Your task: Each line that includes "calling" counts once; give the total and nothing besides.
# Data for this task start
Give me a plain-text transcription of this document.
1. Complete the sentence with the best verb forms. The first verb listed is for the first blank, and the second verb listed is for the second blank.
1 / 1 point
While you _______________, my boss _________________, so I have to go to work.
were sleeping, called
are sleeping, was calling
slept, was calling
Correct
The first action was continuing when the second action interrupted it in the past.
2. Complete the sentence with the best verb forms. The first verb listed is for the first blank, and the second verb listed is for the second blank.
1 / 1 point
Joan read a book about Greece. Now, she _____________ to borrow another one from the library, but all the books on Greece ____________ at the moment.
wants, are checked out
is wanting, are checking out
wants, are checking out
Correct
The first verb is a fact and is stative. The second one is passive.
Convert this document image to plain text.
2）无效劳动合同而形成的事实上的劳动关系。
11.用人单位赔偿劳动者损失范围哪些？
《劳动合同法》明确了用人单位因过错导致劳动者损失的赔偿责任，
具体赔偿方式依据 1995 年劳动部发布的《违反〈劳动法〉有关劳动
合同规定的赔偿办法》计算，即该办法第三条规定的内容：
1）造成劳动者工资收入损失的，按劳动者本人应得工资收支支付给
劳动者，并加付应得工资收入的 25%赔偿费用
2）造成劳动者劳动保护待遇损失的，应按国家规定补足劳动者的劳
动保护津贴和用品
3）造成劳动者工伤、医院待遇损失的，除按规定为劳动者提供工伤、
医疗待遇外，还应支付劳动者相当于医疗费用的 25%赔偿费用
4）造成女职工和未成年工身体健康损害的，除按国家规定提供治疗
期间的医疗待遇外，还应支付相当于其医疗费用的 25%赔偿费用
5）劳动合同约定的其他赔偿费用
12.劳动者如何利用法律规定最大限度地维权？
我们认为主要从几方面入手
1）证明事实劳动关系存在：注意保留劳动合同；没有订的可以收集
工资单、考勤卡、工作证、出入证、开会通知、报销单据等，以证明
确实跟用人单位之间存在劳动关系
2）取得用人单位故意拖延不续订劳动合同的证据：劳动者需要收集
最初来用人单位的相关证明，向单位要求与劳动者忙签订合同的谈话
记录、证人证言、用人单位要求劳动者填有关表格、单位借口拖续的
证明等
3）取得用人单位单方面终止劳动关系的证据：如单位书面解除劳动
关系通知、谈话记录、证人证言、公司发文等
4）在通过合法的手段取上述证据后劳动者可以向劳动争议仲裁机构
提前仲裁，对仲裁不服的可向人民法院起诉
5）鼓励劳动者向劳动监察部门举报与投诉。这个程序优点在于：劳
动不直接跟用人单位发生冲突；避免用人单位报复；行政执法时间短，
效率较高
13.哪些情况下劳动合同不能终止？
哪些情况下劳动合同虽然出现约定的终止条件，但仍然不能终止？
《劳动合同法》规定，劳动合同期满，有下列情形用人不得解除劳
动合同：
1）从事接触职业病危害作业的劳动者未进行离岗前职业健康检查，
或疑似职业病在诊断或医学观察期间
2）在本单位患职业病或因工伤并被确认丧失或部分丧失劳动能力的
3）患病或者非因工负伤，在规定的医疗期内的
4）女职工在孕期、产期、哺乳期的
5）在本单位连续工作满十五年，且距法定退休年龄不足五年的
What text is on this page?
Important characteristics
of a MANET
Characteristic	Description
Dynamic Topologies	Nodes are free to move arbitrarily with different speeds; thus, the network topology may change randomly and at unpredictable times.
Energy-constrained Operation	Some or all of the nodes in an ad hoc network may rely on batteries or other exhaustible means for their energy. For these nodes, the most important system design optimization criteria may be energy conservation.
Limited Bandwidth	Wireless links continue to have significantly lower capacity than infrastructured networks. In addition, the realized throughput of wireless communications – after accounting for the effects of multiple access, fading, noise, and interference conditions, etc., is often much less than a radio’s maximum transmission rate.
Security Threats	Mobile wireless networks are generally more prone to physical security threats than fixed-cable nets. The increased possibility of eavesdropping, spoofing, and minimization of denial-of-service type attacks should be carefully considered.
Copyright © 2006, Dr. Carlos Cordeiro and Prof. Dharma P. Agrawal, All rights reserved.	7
# Data for this task end
Problem solution: 2